** begin **

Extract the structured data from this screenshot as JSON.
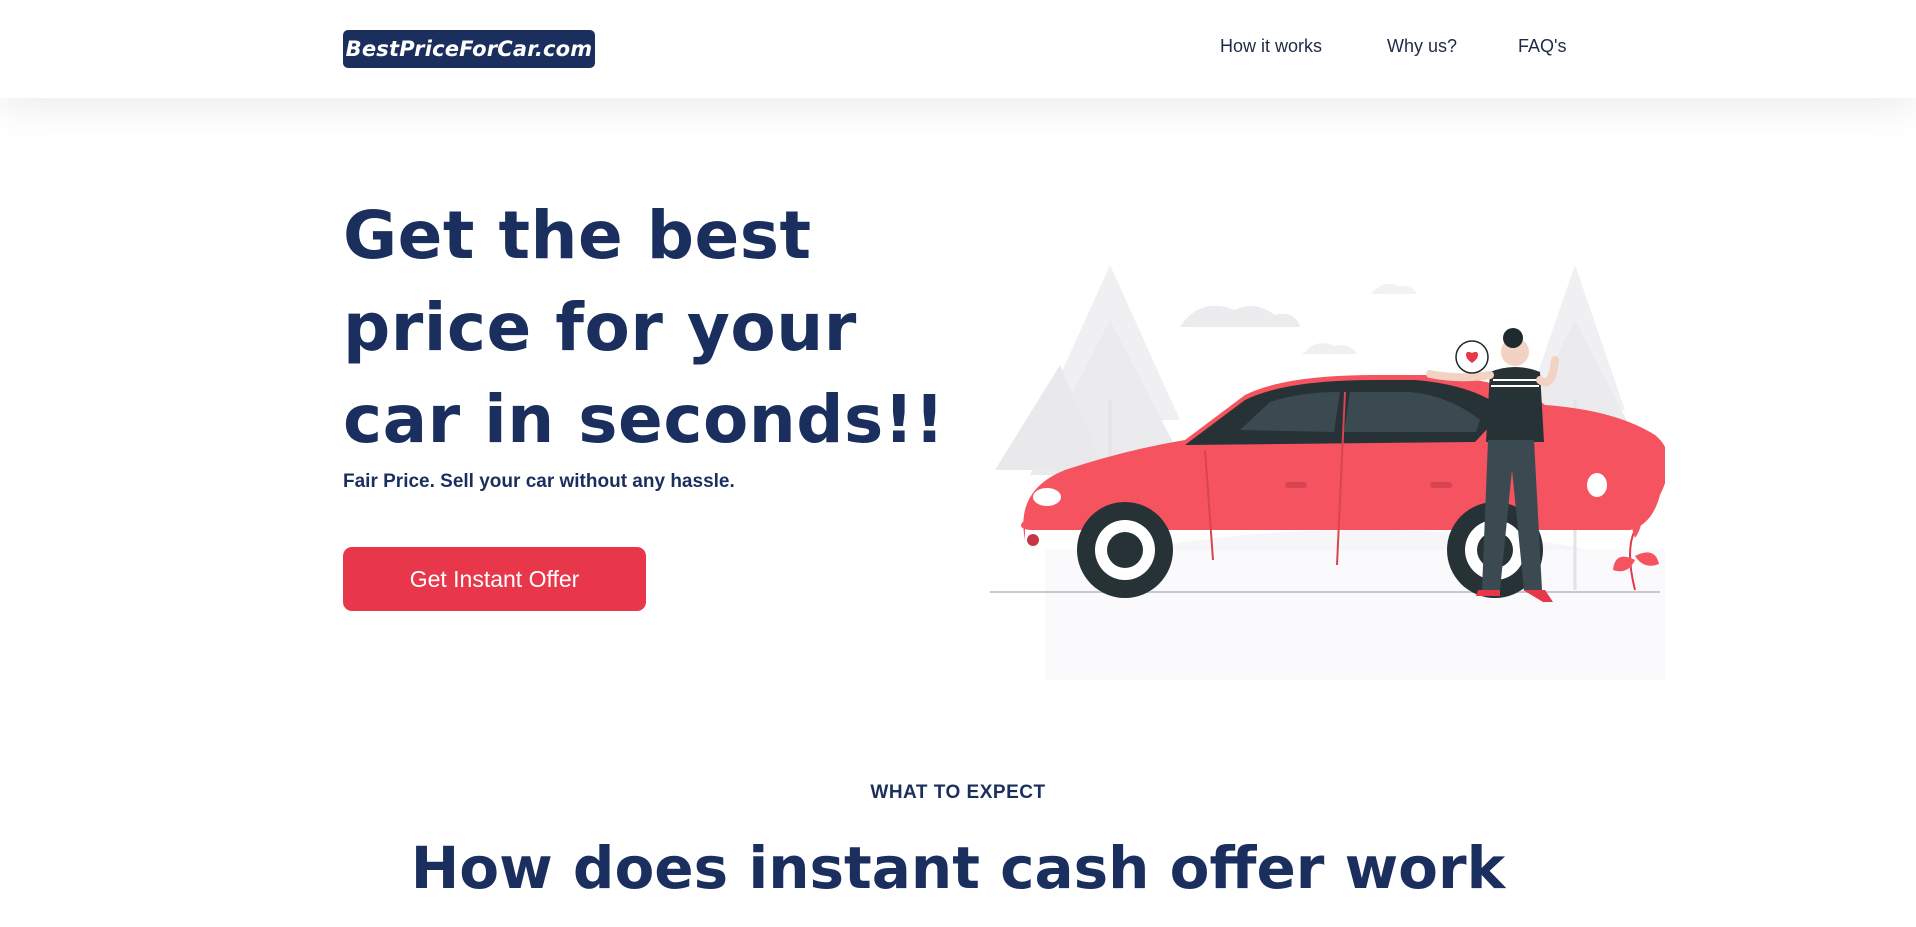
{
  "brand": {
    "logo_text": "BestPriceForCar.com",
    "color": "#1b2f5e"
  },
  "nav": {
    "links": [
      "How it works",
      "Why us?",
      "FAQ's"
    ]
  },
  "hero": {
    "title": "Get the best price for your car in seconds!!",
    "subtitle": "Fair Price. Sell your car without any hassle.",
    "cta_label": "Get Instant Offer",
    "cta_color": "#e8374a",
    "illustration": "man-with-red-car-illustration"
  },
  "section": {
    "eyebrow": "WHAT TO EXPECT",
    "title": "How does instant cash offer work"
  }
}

** end **
** begin **

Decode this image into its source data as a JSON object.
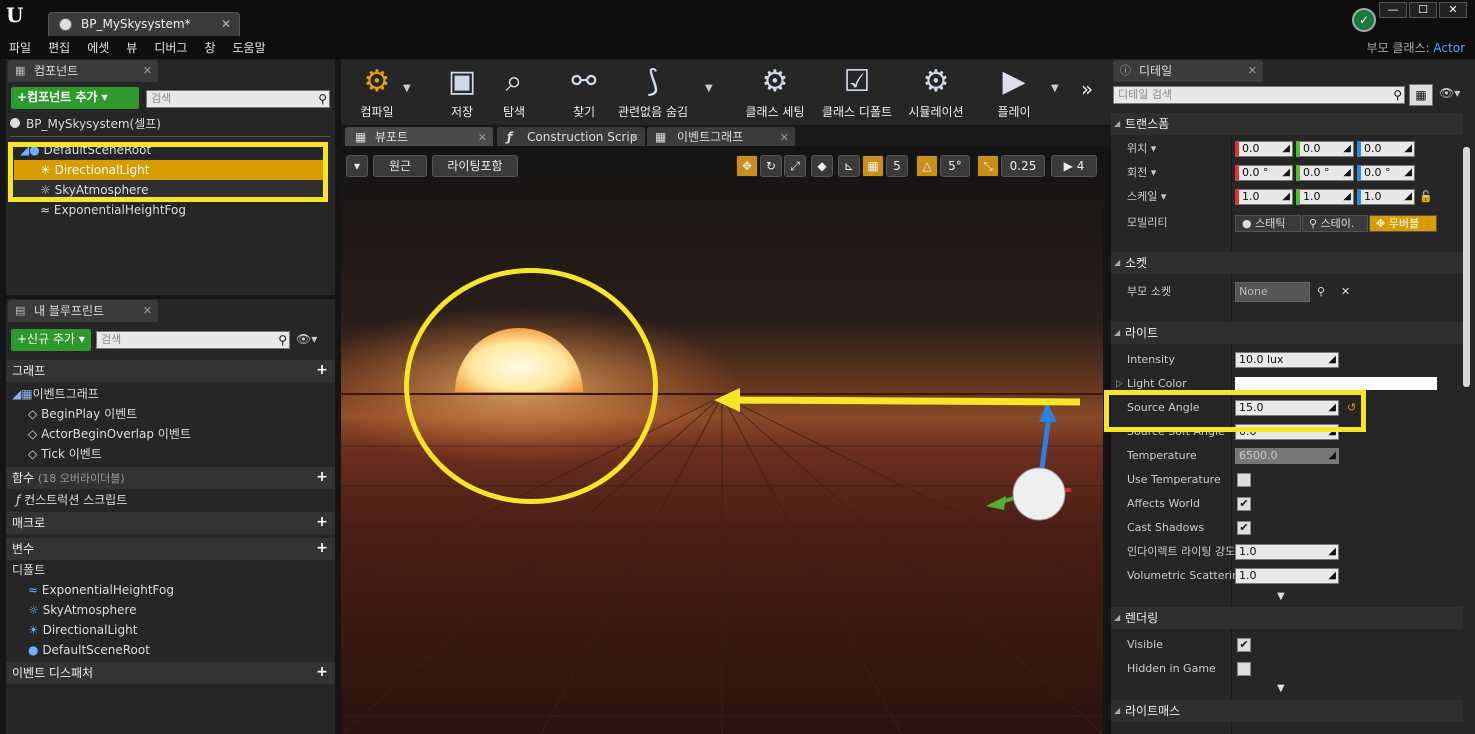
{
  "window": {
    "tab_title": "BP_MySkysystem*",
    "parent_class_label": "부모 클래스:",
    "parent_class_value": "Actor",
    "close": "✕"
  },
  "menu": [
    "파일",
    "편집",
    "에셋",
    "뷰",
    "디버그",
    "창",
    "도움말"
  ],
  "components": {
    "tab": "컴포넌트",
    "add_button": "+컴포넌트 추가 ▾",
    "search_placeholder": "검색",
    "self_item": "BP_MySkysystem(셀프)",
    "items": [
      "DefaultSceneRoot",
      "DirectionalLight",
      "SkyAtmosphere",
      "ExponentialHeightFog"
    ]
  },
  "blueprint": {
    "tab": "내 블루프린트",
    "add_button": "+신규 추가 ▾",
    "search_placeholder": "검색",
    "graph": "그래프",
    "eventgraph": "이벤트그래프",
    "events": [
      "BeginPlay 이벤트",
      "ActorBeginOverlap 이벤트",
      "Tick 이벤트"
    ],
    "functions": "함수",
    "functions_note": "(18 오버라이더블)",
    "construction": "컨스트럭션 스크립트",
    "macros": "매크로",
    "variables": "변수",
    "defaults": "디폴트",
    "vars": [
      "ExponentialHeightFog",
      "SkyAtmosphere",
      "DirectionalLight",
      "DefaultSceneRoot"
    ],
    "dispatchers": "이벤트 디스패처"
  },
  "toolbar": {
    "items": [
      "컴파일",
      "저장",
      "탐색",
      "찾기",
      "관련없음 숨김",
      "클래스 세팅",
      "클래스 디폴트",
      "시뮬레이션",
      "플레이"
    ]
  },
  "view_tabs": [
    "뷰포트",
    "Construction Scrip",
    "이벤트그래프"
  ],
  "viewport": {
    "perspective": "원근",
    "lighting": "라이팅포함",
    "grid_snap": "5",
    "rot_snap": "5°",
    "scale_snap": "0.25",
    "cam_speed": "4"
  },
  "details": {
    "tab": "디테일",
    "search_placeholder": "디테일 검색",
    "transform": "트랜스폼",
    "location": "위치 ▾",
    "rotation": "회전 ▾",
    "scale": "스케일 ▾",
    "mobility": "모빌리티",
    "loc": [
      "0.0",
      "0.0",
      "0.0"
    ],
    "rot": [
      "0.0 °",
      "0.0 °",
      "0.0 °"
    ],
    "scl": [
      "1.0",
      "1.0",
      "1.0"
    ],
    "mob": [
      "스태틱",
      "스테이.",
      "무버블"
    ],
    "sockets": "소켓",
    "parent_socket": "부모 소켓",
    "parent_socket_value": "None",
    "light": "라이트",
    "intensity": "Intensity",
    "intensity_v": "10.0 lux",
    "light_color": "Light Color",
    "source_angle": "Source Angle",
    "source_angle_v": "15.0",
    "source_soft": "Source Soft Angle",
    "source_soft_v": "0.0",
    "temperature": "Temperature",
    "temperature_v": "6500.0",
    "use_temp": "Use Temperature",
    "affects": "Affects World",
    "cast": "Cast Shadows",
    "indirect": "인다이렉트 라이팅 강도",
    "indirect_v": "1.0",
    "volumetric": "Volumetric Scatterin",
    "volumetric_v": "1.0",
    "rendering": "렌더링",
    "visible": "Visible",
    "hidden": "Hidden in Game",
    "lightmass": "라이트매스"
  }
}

** end **
** begin **

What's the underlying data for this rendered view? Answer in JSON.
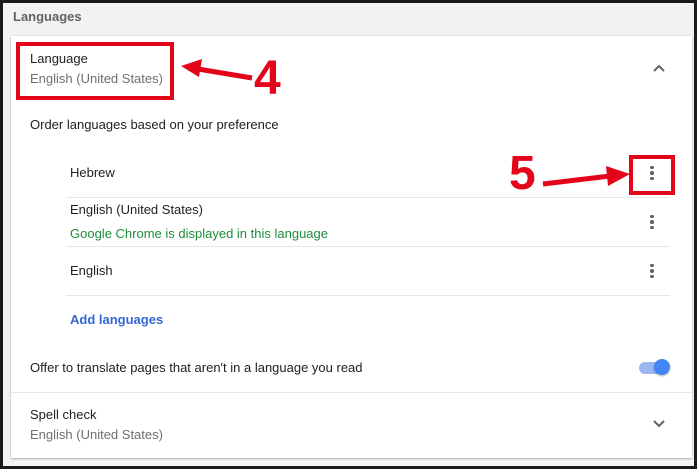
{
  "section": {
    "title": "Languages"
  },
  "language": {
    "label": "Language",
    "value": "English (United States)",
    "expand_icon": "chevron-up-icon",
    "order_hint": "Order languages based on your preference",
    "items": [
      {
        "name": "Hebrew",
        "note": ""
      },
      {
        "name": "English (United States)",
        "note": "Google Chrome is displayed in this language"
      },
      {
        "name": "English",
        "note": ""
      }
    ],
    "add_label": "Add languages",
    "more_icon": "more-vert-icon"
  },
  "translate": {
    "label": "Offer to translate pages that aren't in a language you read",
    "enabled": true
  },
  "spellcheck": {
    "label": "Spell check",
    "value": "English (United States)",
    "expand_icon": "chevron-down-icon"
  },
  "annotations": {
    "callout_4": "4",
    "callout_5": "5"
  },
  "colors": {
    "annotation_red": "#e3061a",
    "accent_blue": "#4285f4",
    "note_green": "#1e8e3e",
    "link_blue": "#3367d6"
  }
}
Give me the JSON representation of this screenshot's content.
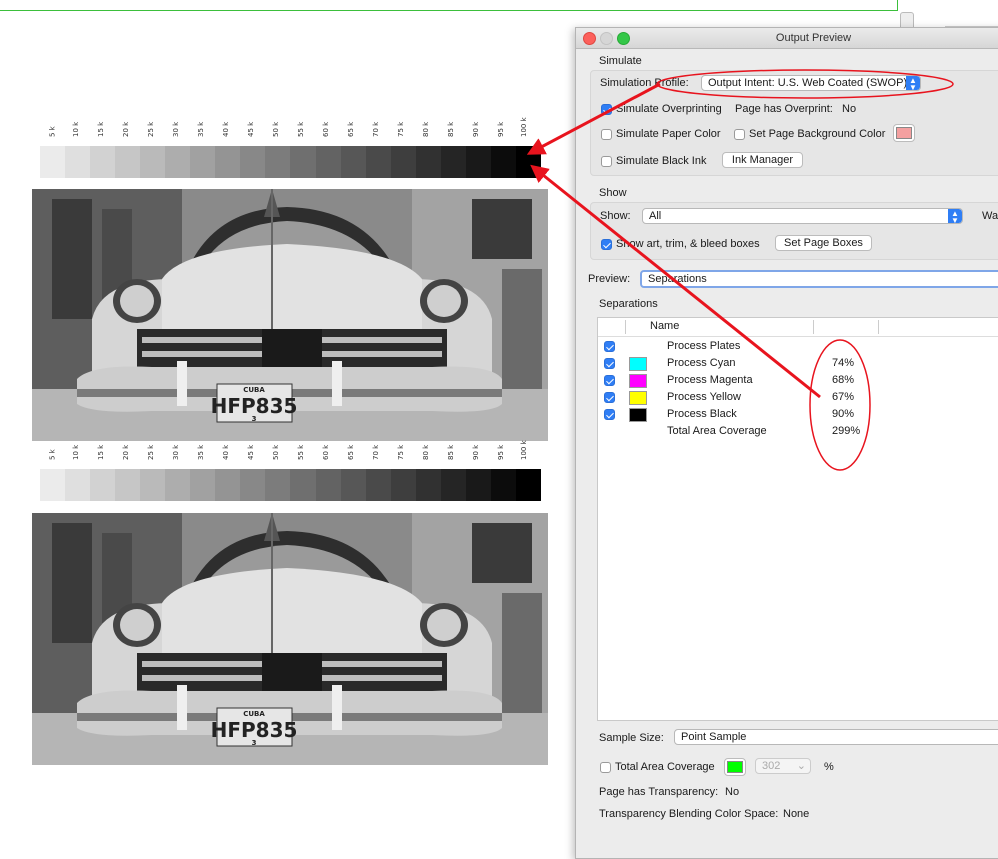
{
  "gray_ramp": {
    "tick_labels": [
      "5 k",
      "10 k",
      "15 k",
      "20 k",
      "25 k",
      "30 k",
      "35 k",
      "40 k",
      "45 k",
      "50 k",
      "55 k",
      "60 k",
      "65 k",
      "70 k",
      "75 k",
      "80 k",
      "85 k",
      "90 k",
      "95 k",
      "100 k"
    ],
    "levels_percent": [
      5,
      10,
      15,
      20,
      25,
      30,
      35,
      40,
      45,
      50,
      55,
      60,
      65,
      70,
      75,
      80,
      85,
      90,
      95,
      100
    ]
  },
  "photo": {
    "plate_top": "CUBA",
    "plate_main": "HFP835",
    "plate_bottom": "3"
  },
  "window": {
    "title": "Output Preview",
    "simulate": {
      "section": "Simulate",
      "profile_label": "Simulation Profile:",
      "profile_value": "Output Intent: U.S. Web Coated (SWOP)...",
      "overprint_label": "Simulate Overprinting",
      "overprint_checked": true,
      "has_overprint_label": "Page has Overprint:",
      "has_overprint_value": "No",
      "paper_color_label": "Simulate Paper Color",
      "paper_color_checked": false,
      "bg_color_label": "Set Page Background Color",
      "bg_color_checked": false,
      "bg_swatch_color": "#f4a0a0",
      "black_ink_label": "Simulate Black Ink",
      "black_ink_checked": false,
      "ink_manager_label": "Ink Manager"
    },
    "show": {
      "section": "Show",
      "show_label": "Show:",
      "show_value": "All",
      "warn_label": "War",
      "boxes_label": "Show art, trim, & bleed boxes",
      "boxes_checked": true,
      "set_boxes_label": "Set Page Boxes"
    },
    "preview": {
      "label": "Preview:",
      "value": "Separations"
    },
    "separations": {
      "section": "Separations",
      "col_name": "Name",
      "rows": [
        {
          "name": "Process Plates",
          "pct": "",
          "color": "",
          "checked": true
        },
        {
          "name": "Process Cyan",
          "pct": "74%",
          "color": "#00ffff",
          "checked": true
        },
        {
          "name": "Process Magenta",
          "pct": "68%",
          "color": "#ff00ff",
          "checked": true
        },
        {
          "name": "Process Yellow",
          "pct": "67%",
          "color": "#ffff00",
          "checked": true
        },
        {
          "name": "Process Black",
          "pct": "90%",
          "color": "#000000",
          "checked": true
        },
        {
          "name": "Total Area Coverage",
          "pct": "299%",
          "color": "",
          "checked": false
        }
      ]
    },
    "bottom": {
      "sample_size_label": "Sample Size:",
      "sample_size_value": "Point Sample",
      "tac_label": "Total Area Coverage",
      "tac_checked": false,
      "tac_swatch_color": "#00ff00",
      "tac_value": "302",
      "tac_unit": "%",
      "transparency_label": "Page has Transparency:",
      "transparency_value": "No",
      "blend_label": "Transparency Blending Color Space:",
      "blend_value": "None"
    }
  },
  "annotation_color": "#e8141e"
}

** end **

* [WHAT TO DO]: Report the number of lines in the listing where the string "screenshot" appears, and nothing besides.

* [TASK ANSWER]: 2